**Document section**
☆ ☆ ☆ ☆ ☆
Ranters of Mow Cop

Ranters of Mow Cop

Tuesday, 28 September 2021

RETURN TO TOYNTON FEN

RETURN TO TOYNTON FEN
September 2021

Greg Smith

This week Jane and I are spending a week in Lincolnshire and are delighted to be staying in an AirBnB property described as the Wesleyan Chapel, Toynton Fen. The building has been beautifully converted into a holiday let, equipped with all mod cons and highly suitable for a couple wanting to explore the back of beyond.

The place is of great significance for me as for about 20 years from 1956 it was the place where I attended Sunday school and chapel services, and on a couple of occasions after reaching adulthood I was invited to preach. My mother, a lifelong Methodist, worshipped here, taught Sunday school, and was chapel steward, until the place closed for good in about 1980. Opened in 1882 it just failed to reach its centenary, and for over thirty years was left empty and derelict. 


The building as I remember it was a simple one room structure, entered as now by the side door. On the right were about six rows of wooden pews with a central aisle, rising slightly towards the back row (the prize seats as far as youngsters were concerned). On the left was a low dias, fenced off by a communion rail, and behind this the pulpit, reached by a couple of steps from the left. In the front  right corner as viewed from the pews, was a harmonium (organ) with a double keyboard and pedal operated bellows. The only other feature was a round cast iron coke burning stove, with a vertical chimney pipe up to the roof, which on a cold winter Sunday would be stoked up with a roaring draft so that the iron itself glowed red.


From 1956 to 1969 (between ages 5 and 18) I lived  about a mile from the chapel at Poplars Farm, Hobhole Bank. I went to Toynton All Saints Primary School, then from 1962 to King Edward VI Grammar School, Spilsby. We caught the school bus each morning at the Anchor, or Drain End (the corner just a few hundred yards West of the chapel.). The Anchor had once been a public house and, so we were told, the terminus of a weekly market boat service to Boston. But in my childhood days it was a small dairy farm belonging to the Alliss family, and Granny Alliss, who lived at the Anchor, still separated off the cream and hand churned her own butter. The fen was a remote and undeveloped corner of England, many local farmhouses had no bathrooms and WC toilets, just an outside privy. It was 1962 before electricity reached Hobhole Bank. But we still had trains, two miles down the road was Midville station with regular services to Lincoln and Skegness, with connections at Firsby for Grimsby and London.
☆ ☆ ☆ ☆ ☆
**Exercise instructions**
Retype the passage from the recollection of the Toynton Fen chapel word for word, beginning at the words "The building as" and stopping after "itself glowed red.". The records are not needed here.
☆ ☆ ☆ ☆ ☆
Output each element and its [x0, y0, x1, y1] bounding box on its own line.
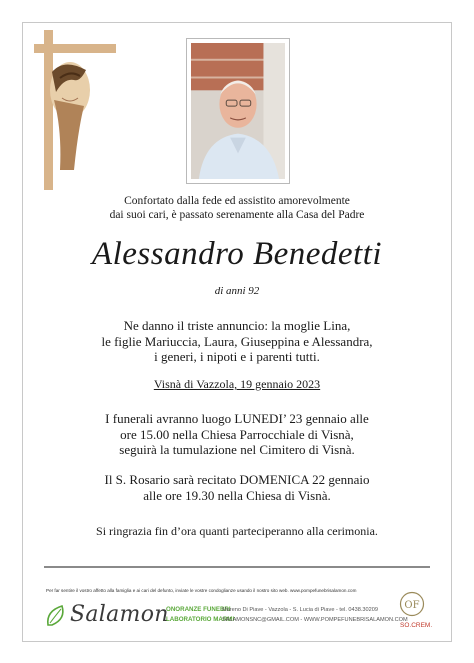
funeral-line: seguirà la tumulazione nel Cimitero di Visnà. [119, 442, 355, 457]
intro-line: Confortato dalla fede ed assistito amorevolmente [124, 195, 350, 207]
brand-logo-text: Salamon [70, 602, 169, 627]
service-line: LABORATORIO MARMI [166, 616, 235, 623]
thanks-text: Si ringrazia fin d’ora quanti parteciperanno alla cerimonia. [96, 524, 378, 538]
funeral-line: I funerali avranno luogo LUNEDI’ 23 gennaio alle [105, 411, 369, 426]
socrem-logo-text: SO.CREM. [400, 622, 433, 629]
announcement-line: Ne danno il triste annuncio: la moglie Lina, [123, 318, 351, 333]
deceased-name: Alessandro Benedetti [91, 236, 383, 272]
brand-contact [222, 605, 408, 625]
portrait-photo [191, 43, 285, 179]
contact-line: SALAMONSNC@GMAIL.COM - WWW.POMPEFUNEBRISALAMON.COM [222, 617, 408, 623]
contact-line: Mareno Di Piave - Vazzola - S. Lucia di Piave - tel. 0438.30209 [222, 607, 378, 613]
rosary-line: alle ore 19.30 nella Chiesa di Visnà. [143, 487, 331, 503]
leaf-logo-icon [44, 603, 70, 629]
funeral-line: ore 15.00 nella Chiesa Parrocchiale di Visnà, [120, 426, 354, 442]
announcement [0, 318, 474, 365]
funeral-info [0, 411, 474, 458]
crucifix-image [34, 30, 116, 190]
of-badge-icon [399, 591, 425, 617]
rosary-line: Il S. Rosario sarà recitato DOMENICA 22 gennaio [104, 472, 370, 487]
rosary-info [0, 472, 474, 503]
condolence-note: Per far sentire il vostro affetto alla famiglia e ai cari del defunto, inviate le vostre condoglianze usando il nostro sito web. www.pompefunebrisalamon.com [46, 588, 357, 593]
announcement-line: i generi, i nipoti e i parenti tutti. [154, 349, 320, 364]
svg-text:OF: OF [404, 600, 420, 611]
place-date-text: Visnà di Vazzola, 19 gennaio 2023 [153, 377, 321, 391]
place-date [0, 377, 474, 392]
announcement-line: le figlie Mariuccia, Laura, Giuseppina e Alessandra, [101, 333, 373, 349]
intro-line: dai suoi cari, è passato serenamente alla Casa del Padre [109, 209, 365, 221]
footer-divider [44, 566, 430, 568]
intro-text [0, 194, 474, 222]
deceased-age: di anni 92 [214, 285, 260, 297]
portrait-frame [186, 38, 290, 184]
service-line: ONORANZE FUNEBRI [166, 606, 231, 613]
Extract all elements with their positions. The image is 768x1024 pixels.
☆ ☆ ☆ ☆ ☆
**Expected output**
The building as I remember it was a simple one room structure, entered as now by the side door. On the right were about six rows of wooden pews with a central aisle, rising slightly towards the back row (the prize seats as far as youngsters were concerned). On the left was a low dias, fenced off by a communion rail, and behind this the pulpit, reached by a couple of steps from the left. In the front  right corner as viewed from the pews, was a harmonium (organ) with a double keyboard and pedal operated bellows. The only other feature was a round cast iron coke burning stove, with a vertical chimney pipe up to the roof, which on a cold winter Sunday would be stoked up with a roaring draft so that the iron itself glowed red.